* _What to produce_: Return the lines below that carry the word "selection".

-------- Raw records --------

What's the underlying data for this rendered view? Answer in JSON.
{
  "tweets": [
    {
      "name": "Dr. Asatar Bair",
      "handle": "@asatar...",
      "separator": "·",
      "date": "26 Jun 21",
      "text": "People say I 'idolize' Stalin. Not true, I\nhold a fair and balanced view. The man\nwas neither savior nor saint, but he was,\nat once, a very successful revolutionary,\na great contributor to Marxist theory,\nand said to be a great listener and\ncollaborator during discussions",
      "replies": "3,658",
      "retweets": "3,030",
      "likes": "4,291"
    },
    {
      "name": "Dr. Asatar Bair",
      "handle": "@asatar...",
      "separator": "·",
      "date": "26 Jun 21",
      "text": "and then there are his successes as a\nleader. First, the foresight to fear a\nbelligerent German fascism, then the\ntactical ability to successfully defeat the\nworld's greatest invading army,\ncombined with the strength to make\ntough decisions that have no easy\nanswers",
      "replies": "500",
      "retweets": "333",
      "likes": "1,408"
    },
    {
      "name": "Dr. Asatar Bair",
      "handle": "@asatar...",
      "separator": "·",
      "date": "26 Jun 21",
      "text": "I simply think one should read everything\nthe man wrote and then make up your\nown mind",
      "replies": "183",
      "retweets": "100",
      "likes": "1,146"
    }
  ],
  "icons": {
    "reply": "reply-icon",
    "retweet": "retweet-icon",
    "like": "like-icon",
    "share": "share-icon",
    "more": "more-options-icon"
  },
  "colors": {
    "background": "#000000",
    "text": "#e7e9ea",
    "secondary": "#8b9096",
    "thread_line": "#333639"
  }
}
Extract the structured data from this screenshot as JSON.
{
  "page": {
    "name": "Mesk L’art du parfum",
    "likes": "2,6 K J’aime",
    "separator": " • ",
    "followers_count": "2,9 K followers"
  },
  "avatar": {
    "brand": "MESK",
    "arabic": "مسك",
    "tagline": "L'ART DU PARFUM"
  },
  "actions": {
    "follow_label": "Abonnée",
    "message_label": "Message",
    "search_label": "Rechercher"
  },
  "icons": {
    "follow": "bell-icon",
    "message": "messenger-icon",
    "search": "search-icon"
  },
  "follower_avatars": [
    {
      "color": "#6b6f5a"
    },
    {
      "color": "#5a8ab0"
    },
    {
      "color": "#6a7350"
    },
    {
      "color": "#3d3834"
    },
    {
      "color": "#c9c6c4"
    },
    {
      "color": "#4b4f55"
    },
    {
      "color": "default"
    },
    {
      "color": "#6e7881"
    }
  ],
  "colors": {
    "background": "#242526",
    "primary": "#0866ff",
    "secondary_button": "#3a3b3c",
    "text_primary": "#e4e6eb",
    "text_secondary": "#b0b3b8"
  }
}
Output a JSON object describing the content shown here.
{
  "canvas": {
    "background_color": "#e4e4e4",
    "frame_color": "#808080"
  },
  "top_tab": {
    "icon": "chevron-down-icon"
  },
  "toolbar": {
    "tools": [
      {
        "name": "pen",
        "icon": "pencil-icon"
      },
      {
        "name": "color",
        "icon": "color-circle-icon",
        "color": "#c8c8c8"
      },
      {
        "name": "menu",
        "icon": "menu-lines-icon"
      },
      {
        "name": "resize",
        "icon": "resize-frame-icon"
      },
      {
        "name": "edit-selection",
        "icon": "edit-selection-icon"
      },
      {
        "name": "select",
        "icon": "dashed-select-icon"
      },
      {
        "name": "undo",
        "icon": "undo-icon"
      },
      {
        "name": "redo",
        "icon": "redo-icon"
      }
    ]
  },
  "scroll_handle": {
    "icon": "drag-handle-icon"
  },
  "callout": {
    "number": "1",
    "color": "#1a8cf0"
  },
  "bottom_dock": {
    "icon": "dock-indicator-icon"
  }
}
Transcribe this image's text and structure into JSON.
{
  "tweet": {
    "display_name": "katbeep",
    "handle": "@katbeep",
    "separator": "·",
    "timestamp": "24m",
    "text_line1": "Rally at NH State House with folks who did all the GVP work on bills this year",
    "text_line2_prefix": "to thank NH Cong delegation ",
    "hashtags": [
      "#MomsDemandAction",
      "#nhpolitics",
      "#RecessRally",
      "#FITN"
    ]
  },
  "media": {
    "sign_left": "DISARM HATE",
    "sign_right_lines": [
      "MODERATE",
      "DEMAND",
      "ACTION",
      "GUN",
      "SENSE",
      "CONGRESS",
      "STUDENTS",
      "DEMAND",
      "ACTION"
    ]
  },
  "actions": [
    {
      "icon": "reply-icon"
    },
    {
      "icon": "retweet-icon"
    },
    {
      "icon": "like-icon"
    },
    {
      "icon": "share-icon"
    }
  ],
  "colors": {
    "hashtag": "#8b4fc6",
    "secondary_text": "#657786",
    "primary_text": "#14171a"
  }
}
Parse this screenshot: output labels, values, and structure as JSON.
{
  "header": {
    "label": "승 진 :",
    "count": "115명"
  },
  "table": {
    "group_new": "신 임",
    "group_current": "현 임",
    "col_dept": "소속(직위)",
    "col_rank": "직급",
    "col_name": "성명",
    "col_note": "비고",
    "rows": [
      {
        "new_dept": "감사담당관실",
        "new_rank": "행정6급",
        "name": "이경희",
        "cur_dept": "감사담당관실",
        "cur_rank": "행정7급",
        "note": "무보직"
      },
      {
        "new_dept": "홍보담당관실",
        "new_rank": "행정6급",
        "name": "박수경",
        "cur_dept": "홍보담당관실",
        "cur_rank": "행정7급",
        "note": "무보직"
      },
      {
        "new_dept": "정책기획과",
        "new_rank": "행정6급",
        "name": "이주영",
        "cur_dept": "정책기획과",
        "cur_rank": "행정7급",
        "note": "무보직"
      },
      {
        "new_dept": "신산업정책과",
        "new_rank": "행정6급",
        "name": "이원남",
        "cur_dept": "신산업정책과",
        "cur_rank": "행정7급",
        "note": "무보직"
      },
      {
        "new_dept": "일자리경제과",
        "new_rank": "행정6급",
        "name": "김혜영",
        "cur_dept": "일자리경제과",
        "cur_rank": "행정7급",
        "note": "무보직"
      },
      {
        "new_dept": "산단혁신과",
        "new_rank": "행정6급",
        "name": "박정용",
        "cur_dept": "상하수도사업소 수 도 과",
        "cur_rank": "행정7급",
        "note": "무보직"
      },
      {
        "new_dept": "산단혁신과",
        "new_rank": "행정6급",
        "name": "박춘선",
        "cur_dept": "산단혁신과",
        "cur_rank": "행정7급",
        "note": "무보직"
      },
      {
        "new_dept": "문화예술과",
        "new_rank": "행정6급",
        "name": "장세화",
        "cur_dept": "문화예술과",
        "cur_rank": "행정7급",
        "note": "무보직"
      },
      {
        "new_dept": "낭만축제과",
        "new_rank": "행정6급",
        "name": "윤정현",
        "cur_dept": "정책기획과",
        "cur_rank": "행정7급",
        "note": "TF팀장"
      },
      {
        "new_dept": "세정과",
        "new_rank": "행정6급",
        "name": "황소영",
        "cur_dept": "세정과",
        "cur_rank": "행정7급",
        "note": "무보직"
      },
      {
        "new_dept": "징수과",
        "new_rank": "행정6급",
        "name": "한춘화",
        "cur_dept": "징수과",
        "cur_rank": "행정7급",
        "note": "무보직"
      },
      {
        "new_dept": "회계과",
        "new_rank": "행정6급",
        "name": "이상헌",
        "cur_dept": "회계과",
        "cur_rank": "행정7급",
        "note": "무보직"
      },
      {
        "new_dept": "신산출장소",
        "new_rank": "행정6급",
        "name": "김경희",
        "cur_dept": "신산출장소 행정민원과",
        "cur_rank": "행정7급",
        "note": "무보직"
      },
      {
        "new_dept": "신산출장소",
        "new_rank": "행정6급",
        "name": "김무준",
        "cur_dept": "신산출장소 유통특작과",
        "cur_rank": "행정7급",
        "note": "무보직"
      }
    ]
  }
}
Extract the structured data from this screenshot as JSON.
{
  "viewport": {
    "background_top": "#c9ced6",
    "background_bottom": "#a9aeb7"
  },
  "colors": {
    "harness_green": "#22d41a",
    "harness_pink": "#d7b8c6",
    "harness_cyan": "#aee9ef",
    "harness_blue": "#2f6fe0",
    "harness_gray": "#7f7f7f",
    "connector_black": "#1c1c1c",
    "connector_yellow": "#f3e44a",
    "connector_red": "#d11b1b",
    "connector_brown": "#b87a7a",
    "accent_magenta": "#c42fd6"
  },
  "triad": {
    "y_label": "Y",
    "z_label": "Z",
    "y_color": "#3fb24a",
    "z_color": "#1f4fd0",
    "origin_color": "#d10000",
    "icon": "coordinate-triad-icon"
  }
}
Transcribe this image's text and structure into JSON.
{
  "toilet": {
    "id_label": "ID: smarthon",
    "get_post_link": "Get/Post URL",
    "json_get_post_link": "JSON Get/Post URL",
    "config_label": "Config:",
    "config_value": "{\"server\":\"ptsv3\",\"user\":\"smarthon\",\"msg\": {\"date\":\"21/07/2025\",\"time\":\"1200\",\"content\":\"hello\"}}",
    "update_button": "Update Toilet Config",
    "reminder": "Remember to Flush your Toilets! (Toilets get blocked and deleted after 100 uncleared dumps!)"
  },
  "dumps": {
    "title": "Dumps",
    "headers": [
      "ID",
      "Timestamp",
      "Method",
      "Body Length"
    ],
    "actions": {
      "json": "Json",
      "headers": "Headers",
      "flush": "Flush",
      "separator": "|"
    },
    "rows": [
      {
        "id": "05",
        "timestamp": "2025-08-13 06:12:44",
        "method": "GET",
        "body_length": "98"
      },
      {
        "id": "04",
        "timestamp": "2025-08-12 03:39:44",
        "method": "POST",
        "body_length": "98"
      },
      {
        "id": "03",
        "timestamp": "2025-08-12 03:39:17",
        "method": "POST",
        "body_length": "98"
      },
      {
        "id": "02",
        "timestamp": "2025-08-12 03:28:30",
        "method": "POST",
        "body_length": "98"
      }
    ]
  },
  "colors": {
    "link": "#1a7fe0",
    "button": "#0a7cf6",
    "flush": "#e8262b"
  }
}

--------

* _Response_:
        "name": "edit-selection",
        "icon": "edit-selection-icon"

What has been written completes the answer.